What you have to do:
Restate the full set of records exactly, without adding or dropping a word.

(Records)
## Begin
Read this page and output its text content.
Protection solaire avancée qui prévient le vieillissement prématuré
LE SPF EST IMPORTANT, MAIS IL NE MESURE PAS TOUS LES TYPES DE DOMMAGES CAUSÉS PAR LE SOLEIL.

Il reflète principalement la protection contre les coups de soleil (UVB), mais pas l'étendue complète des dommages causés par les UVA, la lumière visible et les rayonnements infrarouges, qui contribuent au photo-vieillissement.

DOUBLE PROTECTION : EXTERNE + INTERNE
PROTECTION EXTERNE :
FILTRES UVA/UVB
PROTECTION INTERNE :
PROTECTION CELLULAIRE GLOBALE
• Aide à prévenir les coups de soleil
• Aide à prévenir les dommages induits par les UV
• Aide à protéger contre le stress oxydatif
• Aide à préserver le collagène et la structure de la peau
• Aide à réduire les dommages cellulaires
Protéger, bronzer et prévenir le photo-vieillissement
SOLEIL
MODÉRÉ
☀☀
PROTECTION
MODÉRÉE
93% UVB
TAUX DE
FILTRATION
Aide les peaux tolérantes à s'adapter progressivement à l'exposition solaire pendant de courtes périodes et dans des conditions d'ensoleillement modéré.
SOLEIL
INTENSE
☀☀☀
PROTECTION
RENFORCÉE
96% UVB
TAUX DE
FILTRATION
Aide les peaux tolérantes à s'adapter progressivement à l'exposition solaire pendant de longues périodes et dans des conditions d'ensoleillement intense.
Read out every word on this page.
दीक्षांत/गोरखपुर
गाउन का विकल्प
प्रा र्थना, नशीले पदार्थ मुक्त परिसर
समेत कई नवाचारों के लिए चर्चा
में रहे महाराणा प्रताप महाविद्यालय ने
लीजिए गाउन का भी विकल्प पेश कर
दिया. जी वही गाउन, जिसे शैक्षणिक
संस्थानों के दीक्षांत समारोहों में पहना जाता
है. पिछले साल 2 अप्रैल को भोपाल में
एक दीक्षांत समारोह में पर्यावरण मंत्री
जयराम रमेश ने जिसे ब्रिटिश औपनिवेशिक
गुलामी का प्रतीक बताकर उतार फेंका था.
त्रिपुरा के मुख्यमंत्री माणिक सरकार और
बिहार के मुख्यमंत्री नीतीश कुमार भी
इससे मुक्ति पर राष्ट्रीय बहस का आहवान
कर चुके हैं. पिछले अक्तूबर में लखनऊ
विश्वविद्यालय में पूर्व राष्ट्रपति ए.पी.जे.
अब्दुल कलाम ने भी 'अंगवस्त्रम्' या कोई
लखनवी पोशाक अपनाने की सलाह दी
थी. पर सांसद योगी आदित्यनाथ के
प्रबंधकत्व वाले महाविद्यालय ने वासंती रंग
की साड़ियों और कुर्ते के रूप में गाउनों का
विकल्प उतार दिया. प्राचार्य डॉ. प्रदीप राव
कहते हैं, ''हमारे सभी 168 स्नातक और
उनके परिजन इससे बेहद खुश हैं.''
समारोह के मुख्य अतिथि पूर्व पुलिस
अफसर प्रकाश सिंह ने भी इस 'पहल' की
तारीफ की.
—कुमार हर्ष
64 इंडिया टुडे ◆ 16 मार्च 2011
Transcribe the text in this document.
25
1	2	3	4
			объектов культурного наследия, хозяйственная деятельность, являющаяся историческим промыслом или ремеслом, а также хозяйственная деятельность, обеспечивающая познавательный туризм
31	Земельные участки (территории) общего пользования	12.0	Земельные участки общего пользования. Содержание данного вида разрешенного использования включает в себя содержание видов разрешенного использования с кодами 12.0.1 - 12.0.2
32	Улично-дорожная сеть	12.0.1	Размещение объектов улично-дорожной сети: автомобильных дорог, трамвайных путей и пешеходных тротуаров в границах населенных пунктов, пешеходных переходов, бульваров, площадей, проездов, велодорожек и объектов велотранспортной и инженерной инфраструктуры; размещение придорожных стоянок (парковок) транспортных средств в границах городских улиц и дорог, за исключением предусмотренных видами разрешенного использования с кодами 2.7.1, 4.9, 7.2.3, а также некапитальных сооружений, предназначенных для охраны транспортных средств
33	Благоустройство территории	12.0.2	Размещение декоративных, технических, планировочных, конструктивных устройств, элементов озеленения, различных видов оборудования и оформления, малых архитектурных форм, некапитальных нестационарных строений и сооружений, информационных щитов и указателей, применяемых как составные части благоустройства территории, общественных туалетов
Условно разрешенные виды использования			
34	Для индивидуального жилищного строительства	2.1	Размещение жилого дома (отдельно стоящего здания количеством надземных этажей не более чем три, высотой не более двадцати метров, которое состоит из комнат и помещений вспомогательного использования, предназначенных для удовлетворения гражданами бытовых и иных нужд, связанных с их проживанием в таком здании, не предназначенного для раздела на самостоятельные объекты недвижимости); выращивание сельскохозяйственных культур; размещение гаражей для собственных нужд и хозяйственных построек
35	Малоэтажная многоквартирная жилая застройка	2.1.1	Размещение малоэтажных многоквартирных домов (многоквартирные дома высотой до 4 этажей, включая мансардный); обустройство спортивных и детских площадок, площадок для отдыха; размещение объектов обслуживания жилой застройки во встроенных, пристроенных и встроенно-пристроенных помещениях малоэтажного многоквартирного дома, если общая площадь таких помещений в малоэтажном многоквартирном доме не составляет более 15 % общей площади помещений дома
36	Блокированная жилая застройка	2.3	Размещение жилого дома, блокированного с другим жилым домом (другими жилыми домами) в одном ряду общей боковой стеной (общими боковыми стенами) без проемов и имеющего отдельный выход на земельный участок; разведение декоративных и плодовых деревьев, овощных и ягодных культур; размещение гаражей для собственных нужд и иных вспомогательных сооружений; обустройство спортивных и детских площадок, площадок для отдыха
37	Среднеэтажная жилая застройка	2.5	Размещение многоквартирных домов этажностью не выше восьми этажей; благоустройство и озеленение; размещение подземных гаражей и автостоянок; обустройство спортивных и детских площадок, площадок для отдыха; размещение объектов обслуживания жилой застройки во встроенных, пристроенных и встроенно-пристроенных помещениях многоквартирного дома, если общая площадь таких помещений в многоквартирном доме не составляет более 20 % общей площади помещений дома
## End
Answer to the task:
Read this page and output its text content.
Protection solaire avancée qui prévient le vieillissement prématuré
LE SPF EST IMPORTANT, MAIS IL NE MESURE PAS TOUS LES TYPES DE DOMMAGES CAUSÉS PAR LE SOLEIL.

Il reflète principalement la protection contre les coups de soleil (UVB), mais pas l'étendue complète des dommages causés par les UVA, la lumière visible et les rayonnements infrarouges, qui contribuent au photo-vieillissement.

DOUBLE PROTECTION : EXTERNE + INTERNE
PROTECTION EXTERNE :
FILTRES UVA/UVB
PROTECTION INTERNE :
PROTECTION CELLULAIRE GLOBALE
• Aide à prévenir les coups de soleil
• Aide à prévenir les dommages induits par les UV
• Aide à protéger contre le stress oxydatif
• Aide à préserver le collagène et la structure de la peau
• Aide à réduire les dommages cellulaires
Protéger, bronzer et prévenir le photo-vieillissement
SOLEIL
MODÉRÉ
☀☀
PROTECTION
MODÉRÉE
93% UVB
TAUX DE
FILTRATION
Aide les peaux tolérantes à s'adapter progressivement à l'exposition solaire pendant de courtes périodes et dans des conditions d'ensoleillement modéré.
SOLEIL
INTENSE
☀☀☀
PROTECTION
RENFORCÉE
96% UVB
TAUX DE
FILTRATION
Aide les peaux tolérantes à s'adapter progressivement à l'exposition solaire pendant de longues périodes et dans des conditions d'ensoleillement intense.
Read out every word on this page.
दीक्षांत/गोरखपुर
गाउन का विकल्प
प्रा र्थना, नशीले पदार्थ मुक्त परिसर
समेत कई नवाचारों के लिए चर्चा
में रहे महाराणा प्रताप महाविद्यालय ने
लीजिए गाउन का भी विकल्प पेश कर
दिया. जी वही गाउन, जिसे शैक्षणिक
संस्थानों के दीक्षांत समारोहों में पहना जाता
है. पिछले साल 2 अप्रैल को भोपाल में
एक दीक्षांत समारोह में पर्यावरण मंत्री
जयराम रमेश ने जिसे ब्रिटिश औपनिवेशिक
गुलामी का प्रतीक बताकर उतार फेंका था.
त्रिपुरा के मुख्यमंत्री माणिक सरकार और
बिहार के मुख्यमंत्री नीतीश कुमार भी
इससे मुक्ति पर राष्ट्रीय बहस का आहवान
कर चुके हैं. पिछले अक्तूबर में लखनऊ
विश्वविद्यालय में पूर्व राष्ट्रपति ए.पी.जे.
अब्दुल कलाम ने भी 'अंगवस्त्रम्' या कोई
लखनवी पोशाक अपनाने की सलाह दी
थी. पर सांसद योगी आदित्यनाथ के
प्रबंधकत्व वाले महाविद्यालय ने वासंती रंग
की साड़ियों और कुर्ते के रूप में गाउनों का
विकल्प उतार दिया. प्राचार्य डॉ. प्रदीप राव
कहते हैं, ''हमारे सभी 168 स्नातक और
उनके परिजन इससे बेहद खुश हैं.''
समारोह के मुख्य अतिथि पूर्व पुलिस
अफसर प्रकाश सिंह ने भी इस 'पहल' की
तारीफ की.
—कुमार हर्ष
64 इंडिया टुडे ◆ 16 मार्च 2011
Transcribe the text in this document.
25
1	2	3	4
			объектов культурного наследия, хозяйственная деятельность, являющаяся историческим промыслом или ремеслом, а также хозяйственная деятельность, обеспечивающая познавательный туризм
31	Земельные участки (территории) общего пользования	12.0	Земельные участки общего пользования. Содержание данного вида разрешенного использования включает в себя содержание видов разрешенного использования с кодами 12.0.1 - 12.0.2
32	Улично-дорожная сеть	12.0.1	Размещение объектов улично-дорожной сети: автомобильных дорог, трамвайных путей и пешеходных тротуаров в границах населенных пунктов, пешеходных переходов, бульваров, площадей, проездов, велодорожек и объектов велотранспортной и инженерной инфраструктуры; размещение придорожных стоянок (парковок) транспортных средств в границах городских улиц и дорог, за исключением предусмотренных видами разрешенного использования с кодами 2.7.1, 4.9, 7.2.3, а также некапитальных сооружений, предназначенных для охраны транспортных средств
33	Благоустройство территории	12.0.2	Размещение декоративных, технических, планировочных, конструктивных устройств, элементов озеленения, различных видов оборудования и оформления, малых архитектурных форм, некапитальных нестационарных строений и сооружений, информационных щитов и указателей, применяемых как составные части благоустройства территории, общественных туалетов
Условно разрешенные виды использования			
34	Для индивидуального жилищного строительства	2.1	Размещение жилого дома (отдельно стоящего здания количеством надземных этажей не более чем три, высотой не более двадцати метров, которое состоит из комнат и помещений вспомогательного использования, предназначенных для удовлетворения гражданами бытовых и иных нужд, связанных с их проживанием в таком здании, не предназначенного для раздела на самостоятельные объекты недвижимости); выращивание сельскохозяйственных культур; размещение гаражей для собственных нужд и хозяйственных построек
35	Малоэтажная многоквартирная жилая застройка	2.1.1	Размещение малоэтажных многоквартирных домов (многоквартирные дома высотой до 4 этажей, включая мансардный); обустройство спортивных и детских площадок, площадок для отдыха; размещение объектов обслуживания жилой застройки во встроенных, пристроенных и встроенно-пристроенных помещениях малоэтажного многоквартирного дома, если общая площадь таких помещений в малоэтажном многоквартирном доме не составляет более 15 % общей площади помещений дома
36	Блокированная жилая застройка	2.3	Размещение жилого дома, блокированного с другим жилым домом (другими жилыми домами) в одном ряду общей боковой стеной (общими боковыми стенами) без проемов и имеющего отдельный выход на земельный участок; разведение декоративных и плодовых деревьев, овощных и ягодных культур; размещение гаражей для собственных нужд и иных вспомогательных сооружений; обустройство спортивных и детских площадок, площадок для отдыха
37	Среднеэтажная жилая застройка	2.5	Размещение многоквартирных домов этажностью не выше восьми этажей; благоустройство и озеленение; размещение подземных гаражей и автостоянок; обустройство спортивных и детских площадок, площадок для отдыха; размещение объектов обслуживания жилой застройки во встроенных, пристроенных и встроенно-пристроенных помещениях многоквартирного дома, если общая площадь таких помещений в многоквартирном доме не составляет более 20 % общей площади помещений дома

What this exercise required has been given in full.